[STATED GOAL]:
Report every line in the listing that contains the string "weekly".

■ ■ ■ ■ ■

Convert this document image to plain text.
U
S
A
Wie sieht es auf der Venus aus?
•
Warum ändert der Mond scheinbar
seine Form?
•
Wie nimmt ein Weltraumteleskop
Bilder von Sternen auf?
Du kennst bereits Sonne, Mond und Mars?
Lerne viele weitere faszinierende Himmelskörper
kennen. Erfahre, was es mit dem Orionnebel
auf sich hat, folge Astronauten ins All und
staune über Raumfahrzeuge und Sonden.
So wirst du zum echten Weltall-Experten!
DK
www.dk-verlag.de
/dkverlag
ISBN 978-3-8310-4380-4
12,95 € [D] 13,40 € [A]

■ ■ ■ ■ ■

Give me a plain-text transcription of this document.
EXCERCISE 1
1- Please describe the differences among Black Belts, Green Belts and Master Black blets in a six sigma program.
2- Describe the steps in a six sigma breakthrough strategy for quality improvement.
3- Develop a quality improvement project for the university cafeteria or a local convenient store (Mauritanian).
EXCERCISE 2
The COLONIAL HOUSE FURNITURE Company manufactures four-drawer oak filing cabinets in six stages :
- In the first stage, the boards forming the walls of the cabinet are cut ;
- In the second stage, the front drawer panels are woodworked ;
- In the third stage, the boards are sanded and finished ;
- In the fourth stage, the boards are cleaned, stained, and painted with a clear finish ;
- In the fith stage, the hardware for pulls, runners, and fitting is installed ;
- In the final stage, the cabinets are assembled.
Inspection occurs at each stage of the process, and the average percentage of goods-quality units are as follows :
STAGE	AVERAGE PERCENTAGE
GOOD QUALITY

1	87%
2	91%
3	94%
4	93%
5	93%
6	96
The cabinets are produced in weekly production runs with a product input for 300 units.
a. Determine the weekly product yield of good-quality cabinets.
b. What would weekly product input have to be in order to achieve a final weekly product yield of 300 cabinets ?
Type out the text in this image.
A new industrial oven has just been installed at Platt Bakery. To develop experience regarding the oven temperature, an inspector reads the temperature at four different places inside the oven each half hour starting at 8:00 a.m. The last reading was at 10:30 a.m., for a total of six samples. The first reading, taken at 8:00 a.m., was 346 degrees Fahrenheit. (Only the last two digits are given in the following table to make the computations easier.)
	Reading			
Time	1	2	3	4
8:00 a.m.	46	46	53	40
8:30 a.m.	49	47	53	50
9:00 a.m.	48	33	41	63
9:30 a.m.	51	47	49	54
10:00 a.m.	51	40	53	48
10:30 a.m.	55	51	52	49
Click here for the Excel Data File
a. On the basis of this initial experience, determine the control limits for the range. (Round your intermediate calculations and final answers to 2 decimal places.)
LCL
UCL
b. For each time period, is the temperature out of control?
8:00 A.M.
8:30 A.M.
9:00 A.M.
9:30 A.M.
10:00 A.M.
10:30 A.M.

■ ■ ■ ■ ■

[TASK SOLUTION]:
The cabinets are produced in weekly production runs with a product input for 300 units.
a. Determine the weekly product yield of good-quality cabinets.
b. What would weekly product input have to be in order to achieve a final weekly product yield of 300 cabinets ?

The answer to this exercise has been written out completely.